● Brief:
Give back the full material, exactly as it reads.

● Data section:
** begin **

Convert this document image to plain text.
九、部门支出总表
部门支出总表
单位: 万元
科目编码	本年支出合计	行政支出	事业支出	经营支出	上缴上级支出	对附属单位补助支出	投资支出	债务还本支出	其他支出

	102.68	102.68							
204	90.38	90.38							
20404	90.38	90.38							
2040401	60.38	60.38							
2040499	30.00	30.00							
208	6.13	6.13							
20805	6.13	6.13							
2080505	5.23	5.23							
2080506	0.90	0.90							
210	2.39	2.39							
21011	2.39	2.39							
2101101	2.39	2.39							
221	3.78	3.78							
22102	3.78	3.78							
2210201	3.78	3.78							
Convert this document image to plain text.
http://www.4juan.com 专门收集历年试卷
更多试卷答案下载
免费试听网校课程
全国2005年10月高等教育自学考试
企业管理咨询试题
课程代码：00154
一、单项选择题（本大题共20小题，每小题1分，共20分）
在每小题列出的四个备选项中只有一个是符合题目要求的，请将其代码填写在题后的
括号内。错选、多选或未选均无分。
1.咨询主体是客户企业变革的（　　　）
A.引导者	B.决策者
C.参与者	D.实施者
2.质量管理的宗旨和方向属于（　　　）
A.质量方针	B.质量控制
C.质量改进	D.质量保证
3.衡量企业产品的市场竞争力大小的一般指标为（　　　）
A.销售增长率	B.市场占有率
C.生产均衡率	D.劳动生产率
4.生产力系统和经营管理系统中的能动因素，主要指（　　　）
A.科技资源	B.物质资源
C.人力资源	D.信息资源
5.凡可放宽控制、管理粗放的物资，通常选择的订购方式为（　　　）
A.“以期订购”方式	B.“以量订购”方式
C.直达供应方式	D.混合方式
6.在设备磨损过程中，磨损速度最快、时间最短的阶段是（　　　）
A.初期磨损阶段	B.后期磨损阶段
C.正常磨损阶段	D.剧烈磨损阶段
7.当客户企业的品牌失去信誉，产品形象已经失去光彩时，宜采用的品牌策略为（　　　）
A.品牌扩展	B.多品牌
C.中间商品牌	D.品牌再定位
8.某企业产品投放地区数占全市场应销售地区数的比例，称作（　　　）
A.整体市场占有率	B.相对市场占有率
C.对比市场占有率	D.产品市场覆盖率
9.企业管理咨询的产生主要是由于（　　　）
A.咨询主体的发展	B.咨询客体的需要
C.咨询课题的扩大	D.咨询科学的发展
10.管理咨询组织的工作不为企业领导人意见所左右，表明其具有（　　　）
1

** end **

● Solution below:
Convert this document image to plain text.
九、部门支出总表
部门支出总表
单位: 万元
科目编码	本年支出合计	行政支出	事业支出	经营支出	上缴上级支出	对附属单位补助支出	投资支出	债务还本支出	其他支出

	102.68	102.68							
204	90.38	90.38							
20404	90.38	90.38							
2040401	60.38	60.38							
2040499	30.00	30.00							
208	6.13	6.13							
20805	6.13	6.13							
2080505	5.23	5.23							
2080506	0.90	0.90							
210	2.39	2.39							
21011	2.39	2.39							
2101101	2.39	2.39							
221	3.78	3.78							
22102	3.78	3.78							
2210201	3.78	3.78							
Convert this document image to plain text.
http://www.4juan.com 专门收集历年试卷
更多试卷答案下载
免费试听网校课程
全国2005年10月高等教育自学考试
企业管理咨询试题
课程代码：00154
一、单项选择题（本大题共20小题，每小题1分，共20分）
在每小题列出的四个备选项中只有一个是符合题目要求的，请将其代码填写在题后的
括号内。错选、多选或未选均无分。
1.咨询主体是客户企业变革的（　　　）
A.引导者	B.决策者
C.参与者	D.实施者
2.质量管理的宗旨和方向属于（　　　）
A.质量方针	B.质量控制
C.质量改进	D.质量保证
3.衡量企业产品的市场竞争力大小的一般指标为（　　　）
A.销售增长率	B.市场占有率
C.生产均衡率	D.劳动生产率
4.生产力系统和经营管理系统中的能动因素，主要指（　　　）
A.科技资源	B.物质资源
C.人力资源	D.信息资源
5.凡可放宽控制、管理粗放的物资，通常选择的订购方式为（　　　）
A.“以期订购”方式	B.“以量订购”方式
C.直达供应方式	D.混合方式
6.在设备磨损过程中，磨损速度最快、时间最短的阶段是（　　　）
A.初期磨损阶段	B.后期磨损阶段
C.正常磨损阶段	D.剧烈磨损阶段
7.当客户企业的品牌失去信誉，产品形象已经失去光彩时，宜采用的品牌策略为（　　　）
A.品牌扩展	B.多品牌
C.中间商品牌	D.品牌再定位
8.某企业产品投放地区数占全市场应销售地区数的比例，称作（　　　）
A.整体市场占有率	B.相对市场占有率
C.对比市场占有率	D.产品市场覆盖率
9.企业管理咨询的产生主要是由于（　　　）
A.咨询主体的发展	B.咨询客体的需要
C.咨询课题的扩大	D.咨询科学的发展
10.管理咨询组织的工作不为企业领导人意见所左右，表明其具有（　　　）
1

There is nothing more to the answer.